>> BEGIN Data shown

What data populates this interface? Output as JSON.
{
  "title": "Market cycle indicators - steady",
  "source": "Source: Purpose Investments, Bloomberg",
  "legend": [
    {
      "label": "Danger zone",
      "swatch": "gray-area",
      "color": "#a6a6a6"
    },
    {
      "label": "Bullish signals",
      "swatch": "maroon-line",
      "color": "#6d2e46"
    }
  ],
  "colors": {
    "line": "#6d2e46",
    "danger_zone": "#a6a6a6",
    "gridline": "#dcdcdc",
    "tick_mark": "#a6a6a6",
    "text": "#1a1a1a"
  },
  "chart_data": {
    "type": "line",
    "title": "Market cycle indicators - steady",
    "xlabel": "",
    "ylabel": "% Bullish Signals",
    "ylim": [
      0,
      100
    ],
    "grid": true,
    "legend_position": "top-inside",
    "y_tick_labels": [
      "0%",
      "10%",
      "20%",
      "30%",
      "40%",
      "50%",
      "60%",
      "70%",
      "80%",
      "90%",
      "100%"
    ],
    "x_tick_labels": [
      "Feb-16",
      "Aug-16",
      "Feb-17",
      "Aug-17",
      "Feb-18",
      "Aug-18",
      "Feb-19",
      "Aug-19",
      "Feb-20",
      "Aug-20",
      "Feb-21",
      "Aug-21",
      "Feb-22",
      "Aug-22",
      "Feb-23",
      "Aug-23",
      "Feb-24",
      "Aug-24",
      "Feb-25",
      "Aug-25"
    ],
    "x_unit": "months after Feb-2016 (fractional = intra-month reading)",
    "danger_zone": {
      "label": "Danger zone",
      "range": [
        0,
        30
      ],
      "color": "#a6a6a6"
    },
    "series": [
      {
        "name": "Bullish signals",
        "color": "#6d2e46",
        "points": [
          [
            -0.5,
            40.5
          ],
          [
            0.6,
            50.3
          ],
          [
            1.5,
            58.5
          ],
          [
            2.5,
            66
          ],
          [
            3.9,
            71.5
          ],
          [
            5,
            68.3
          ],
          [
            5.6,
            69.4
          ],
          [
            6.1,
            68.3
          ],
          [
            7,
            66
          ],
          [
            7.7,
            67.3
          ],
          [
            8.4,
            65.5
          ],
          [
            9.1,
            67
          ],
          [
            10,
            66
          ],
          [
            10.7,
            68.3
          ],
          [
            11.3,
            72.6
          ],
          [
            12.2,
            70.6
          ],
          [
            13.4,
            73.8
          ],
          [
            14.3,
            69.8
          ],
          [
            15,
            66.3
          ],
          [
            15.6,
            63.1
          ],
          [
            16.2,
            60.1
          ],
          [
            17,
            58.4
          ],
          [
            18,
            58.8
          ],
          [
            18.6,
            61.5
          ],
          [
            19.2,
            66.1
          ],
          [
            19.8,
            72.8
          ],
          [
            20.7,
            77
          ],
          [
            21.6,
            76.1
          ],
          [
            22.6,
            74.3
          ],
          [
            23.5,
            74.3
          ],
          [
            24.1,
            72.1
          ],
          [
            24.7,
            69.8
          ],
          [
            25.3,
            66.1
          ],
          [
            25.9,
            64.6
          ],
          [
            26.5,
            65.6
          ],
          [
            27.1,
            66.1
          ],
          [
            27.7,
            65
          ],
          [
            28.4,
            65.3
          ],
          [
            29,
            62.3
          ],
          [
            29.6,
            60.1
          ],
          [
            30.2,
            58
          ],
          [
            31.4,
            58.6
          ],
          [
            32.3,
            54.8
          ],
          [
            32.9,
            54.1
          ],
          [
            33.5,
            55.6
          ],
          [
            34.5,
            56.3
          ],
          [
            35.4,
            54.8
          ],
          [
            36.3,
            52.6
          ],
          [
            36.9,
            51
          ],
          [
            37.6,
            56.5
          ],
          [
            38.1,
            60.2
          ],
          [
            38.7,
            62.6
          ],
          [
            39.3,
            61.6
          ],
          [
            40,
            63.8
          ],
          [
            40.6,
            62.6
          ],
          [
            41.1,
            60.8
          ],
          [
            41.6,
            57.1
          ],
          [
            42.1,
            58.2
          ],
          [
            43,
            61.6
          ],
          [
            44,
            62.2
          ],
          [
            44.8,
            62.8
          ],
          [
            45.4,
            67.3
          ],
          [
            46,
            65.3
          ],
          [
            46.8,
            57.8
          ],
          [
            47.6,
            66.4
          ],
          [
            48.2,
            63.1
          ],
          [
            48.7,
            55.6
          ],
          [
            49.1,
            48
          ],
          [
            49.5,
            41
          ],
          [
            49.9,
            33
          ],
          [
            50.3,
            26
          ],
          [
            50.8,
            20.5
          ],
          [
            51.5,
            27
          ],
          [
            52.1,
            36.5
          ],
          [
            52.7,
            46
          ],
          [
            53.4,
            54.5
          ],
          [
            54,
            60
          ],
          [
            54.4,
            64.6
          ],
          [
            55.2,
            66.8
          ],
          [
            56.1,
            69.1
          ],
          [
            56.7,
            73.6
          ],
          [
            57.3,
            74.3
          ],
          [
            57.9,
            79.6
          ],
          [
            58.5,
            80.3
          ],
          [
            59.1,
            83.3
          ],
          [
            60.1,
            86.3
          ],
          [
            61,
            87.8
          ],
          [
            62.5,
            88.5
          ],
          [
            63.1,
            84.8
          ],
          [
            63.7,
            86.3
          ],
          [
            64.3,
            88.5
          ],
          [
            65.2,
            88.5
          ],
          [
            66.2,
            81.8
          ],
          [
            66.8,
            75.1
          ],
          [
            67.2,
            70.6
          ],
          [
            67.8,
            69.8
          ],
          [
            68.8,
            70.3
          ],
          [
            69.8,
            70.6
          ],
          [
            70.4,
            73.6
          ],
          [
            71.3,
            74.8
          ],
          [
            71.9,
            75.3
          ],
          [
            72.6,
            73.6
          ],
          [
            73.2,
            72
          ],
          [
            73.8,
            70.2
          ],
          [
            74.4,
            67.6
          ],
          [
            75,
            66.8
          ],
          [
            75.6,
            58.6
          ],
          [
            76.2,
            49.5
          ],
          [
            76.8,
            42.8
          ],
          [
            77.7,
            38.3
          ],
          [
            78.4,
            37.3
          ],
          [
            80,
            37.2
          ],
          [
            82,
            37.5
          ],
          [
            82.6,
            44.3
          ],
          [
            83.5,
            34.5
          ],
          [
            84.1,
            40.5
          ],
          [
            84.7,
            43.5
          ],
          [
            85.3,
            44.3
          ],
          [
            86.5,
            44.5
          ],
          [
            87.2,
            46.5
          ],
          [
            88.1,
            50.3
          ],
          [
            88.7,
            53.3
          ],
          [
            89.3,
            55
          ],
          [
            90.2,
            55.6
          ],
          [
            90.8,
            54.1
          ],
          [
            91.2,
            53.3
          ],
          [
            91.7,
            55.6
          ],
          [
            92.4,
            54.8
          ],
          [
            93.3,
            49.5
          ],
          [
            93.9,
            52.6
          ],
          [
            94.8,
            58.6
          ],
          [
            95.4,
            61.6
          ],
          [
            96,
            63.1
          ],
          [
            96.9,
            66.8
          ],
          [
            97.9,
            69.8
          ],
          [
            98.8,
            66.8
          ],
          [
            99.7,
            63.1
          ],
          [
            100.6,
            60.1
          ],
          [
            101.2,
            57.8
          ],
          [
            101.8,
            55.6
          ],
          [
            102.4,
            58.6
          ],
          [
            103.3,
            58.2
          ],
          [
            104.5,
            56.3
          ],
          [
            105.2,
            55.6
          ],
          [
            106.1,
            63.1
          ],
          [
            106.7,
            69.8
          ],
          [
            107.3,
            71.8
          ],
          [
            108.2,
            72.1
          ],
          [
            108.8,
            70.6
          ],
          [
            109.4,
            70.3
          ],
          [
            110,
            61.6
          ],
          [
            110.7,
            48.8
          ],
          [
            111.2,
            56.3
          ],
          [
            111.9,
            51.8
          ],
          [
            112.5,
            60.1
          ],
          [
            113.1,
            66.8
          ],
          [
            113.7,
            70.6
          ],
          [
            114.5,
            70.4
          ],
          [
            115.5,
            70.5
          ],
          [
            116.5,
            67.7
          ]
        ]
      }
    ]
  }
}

>> END Data shown

- Exercise requirements -
Collect each line holding the string "Market".

- Response -
  "title": "Market cycle indicators - steady",
    "title": "Market cycle indicators - steady",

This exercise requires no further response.